### Data supplied
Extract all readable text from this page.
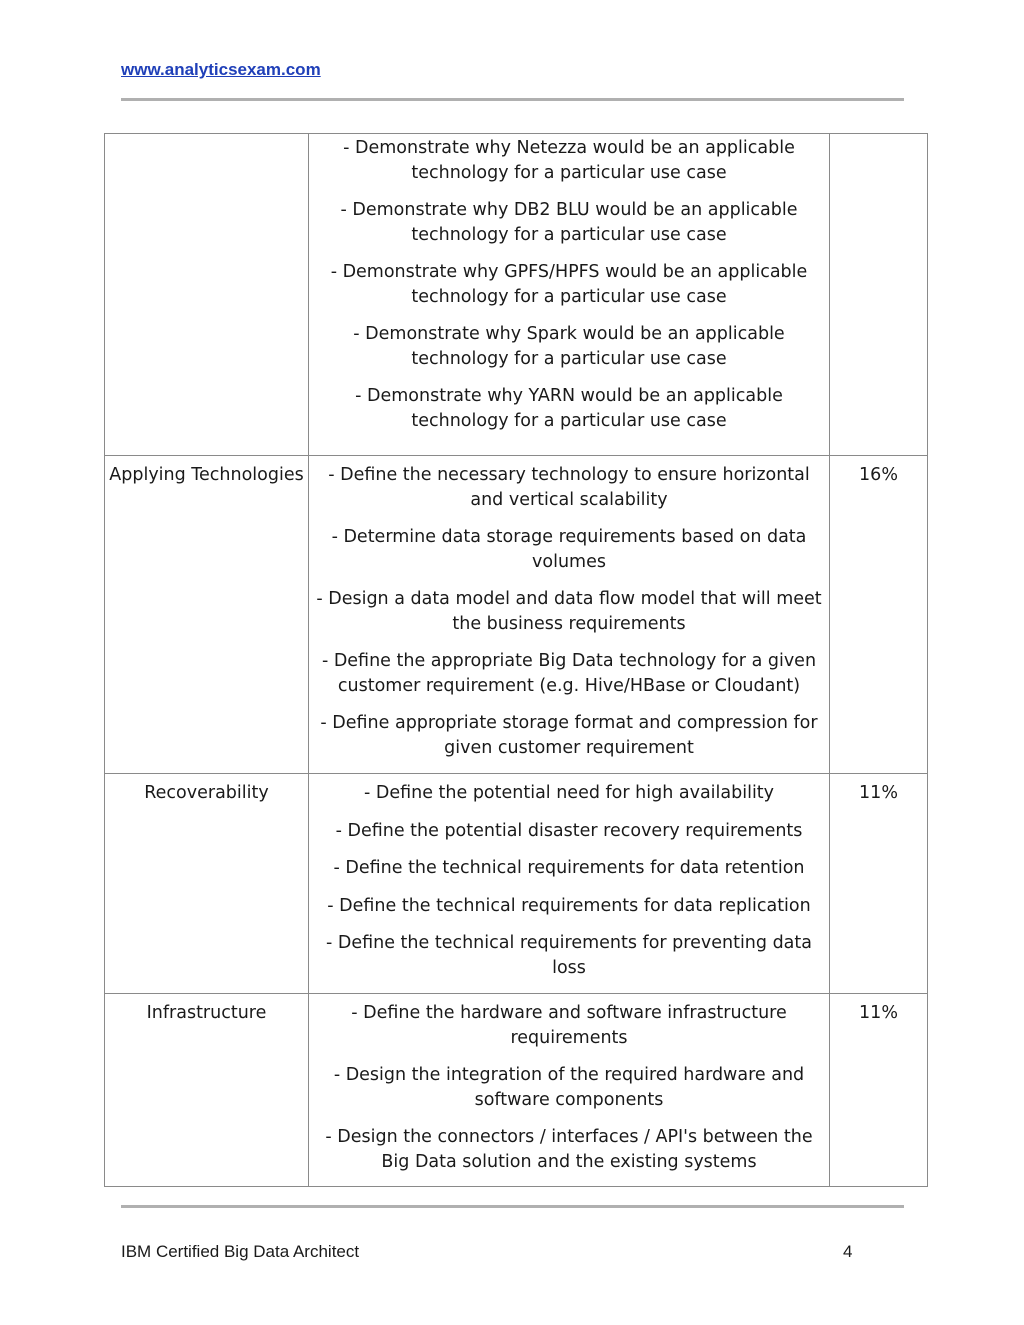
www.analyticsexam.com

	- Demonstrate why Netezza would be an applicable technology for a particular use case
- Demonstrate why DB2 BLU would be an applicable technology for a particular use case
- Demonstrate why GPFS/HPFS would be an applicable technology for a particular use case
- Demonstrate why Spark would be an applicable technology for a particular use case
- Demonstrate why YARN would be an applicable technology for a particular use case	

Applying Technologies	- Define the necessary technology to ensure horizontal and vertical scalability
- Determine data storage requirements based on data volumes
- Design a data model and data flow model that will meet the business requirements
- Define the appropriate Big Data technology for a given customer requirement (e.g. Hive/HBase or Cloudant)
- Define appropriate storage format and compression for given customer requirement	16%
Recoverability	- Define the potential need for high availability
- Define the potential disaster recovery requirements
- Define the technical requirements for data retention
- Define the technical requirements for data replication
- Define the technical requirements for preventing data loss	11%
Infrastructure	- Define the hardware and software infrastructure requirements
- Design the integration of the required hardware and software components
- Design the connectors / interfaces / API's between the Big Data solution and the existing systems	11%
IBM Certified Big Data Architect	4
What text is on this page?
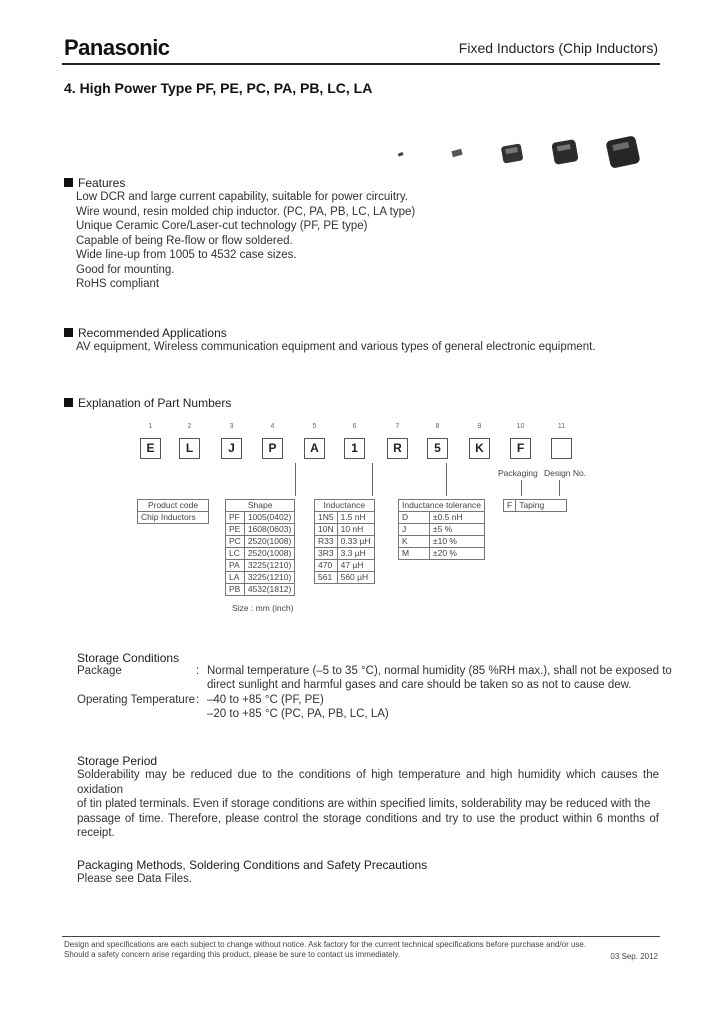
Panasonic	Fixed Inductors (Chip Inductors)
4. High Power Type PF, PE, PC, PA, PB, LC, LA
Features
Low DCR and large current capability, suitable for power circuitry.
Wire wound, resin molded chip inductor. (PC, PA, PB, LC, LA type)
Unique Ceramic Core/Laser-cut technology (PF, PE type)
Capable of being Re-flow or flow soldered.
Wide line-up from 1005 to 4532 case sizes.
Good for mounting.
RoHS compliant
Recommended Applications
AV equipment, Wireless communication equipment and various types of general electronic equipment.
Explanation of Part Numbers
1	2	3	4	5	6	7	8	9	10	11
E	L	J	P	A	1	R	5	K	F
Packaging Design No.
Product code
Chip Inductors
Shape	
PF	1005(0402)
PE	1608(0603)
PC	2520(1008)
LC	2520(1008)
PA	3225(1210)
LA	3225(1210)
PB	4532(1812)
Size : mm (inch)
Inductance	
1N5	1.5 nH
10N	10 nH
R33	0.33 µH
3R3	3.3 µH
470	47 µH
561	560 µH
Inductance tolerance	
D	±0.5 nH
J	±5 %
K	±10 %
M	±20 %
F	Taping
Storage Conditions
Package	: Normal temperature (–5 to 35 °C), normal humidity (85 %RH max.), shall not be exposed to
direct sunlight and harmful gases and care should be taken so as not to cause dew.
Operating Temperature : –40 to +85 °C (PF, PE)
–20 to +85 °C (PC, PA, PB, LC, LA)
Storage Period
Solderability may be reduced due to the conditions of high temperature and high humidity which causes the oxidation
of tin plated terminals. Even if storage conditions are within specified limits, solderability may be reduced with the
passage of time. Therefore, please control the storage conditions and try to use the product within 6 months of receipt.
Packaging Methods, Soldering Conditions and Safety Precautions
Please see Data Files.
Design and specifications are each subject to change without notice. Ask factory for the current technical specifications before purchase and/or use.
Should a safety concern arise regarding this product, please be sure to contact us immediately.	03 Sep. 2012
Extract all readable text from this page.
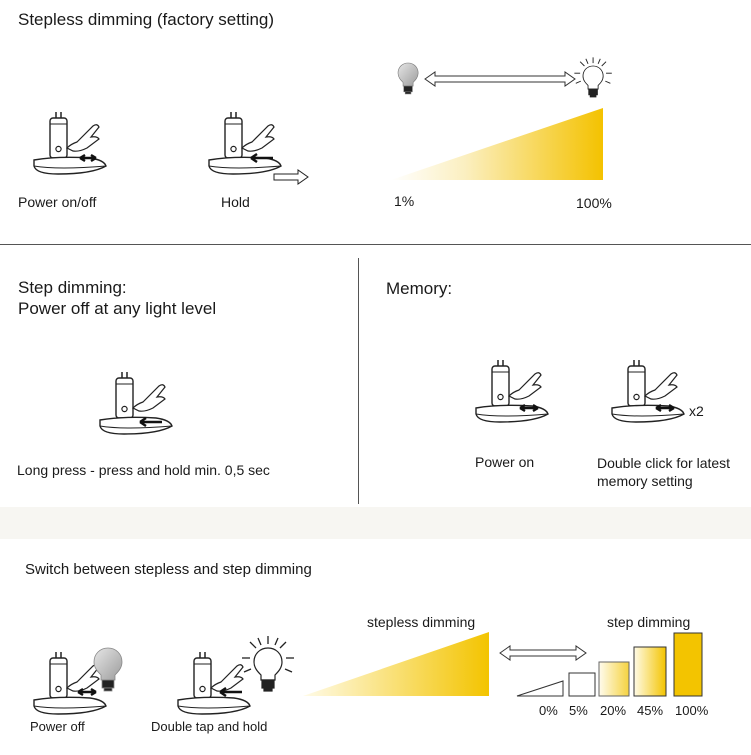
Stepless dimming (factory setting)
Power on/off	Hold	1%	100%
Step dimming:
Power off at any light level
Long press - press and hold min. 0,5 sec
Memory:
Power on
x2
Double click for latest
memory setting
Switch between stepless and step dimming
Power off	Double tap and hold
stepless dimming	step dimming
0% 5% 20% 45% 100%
######
(Given problem): Exclude the pictures. Write out the remaining data exactly.

(Result for this task):
Extract all readable text from this page.
www.analyticsexam.com

	- Demonstrate why Netezza would be an applicable technology for a particular use case
- Demonstrate why DB2 BLU would be an applicable technology for a particular use case
- Demonstrate why GPFS/HPFS would be an applicable technology for a particular use case
- Demonstrate why Spark would be an applicable technology for a particular use case
- Demonstrate why YARN would be an applicable technology for a particular use case	

Applying Technologies	- Define the necessary technology to ensure horizontal and vertical scalability
- Determine data storage requirements based on data volumes
- Design a data model and data flow model that will meet the business requirements
- Define the appropriate Big Data technology for a given customer requirement (e.g. Hive/HBase or Cloudant)
- Define appropriate storage format and compression for given customer requirement	16%
Recoverability	- Define the potential need for high availability
- Define the potential disaster recovery requirements
- Define the technical requirements for data retention
- Define the technical requirements for data replication
- Define the technical requirements for preventing data loss	11%
Infrastructure	- Define the hardware and software infrastructure requirements
- Design the integration of the required hardware and software components
- Design the connectors / interfaces / API's between the Big Data solution and the existing systems	11%
IBM Certified Big Data Architect	4
What text is on this page?
Panasonic	Fixed Inductors (Chip Inductors)
4. High Power Type PF, PE, PC, PA, PB, LC, LA
Features
Low DCR and large current capability, suitable for power circuitry.
Wire wound, resin molded chip inductor. (PC, PA, PB, LC, LA type)
Unique Ceramic Core/Laser-cut technology (PF, PE type)
Capable of being Re-flow or flow soldered.
Wide line-up from 1005 to 4532 case sizes.
Good for mounting.
RoHS compliant
Recommended Applications
AV equipment, Wireless communication equipment and various types of general electronic equipment.
Explanation of Part Numbers
1	2	3	4	5	6	7	8	9	10	11
E	L	J	P	A	1	R	5	K	F
Packaging Design No.
Product code
Chip Inductors
Shape	
PF	1005(0402)
PE	1608(0603)
PC	2520(1008)
LC	2520(1008)
PA	3225(1210)
LA	3225(1210)
PB	4532(1812)
Size : mm (inch)
Inductance	
1N5	1.5 nH
10N	10 nH
R33	0.33 µH
3R3	3.3 µH
470	47 µH
561	560 µH
Inductance tolerance	
D	±0.5 nH
J	±5 %
K	±10 %
M	±20 %
F	Taping
Storage Conditions
Package	: Normal temperature (–5 to 35 °C), normal humidity (85 %RH max.), shall not be exposed to
direct sunlight and harmful gases and care should be taken so as not to cause dew.
Operating Temperature : –40 to +85 °C (PF, PE)
–20 to +85 °C (PC, PA, PB, LC, LA)
Storage Period
Solderability may be reduced due to the conditions of high temperature and high humidity which causes the oxidation
of tin plated terminals. Even if storage conditions are within specified limits, solderability may be reduced with the
passage of time. Therefore, please control the storage conditions and try to use the product within 6 months of receipt.
Packaging Methods, Soldering Conditions and Safety Precautions
Please see Data Files.
Design and specifications are each subject to change without notice. Ask factory for the current technical specifications before purchase and/or use.
Should a safety concern arise regarding this product, please be sure to contact us immediately.	03 Sep. 2012
Extract all readable text from this page.
Stepless dimming (factory setting)
Power on/off	Hold	1%	100%
Step dimming:
Power off at any light level
Long press - press and hold min. 0,5 sec
Memory:
Power on
x2
Double click for latest
memory setting
Switch between stepless and step dimming
Power off	Double tap and hold
stepless dimming	step dimming
0% 5% 20% 45% 100%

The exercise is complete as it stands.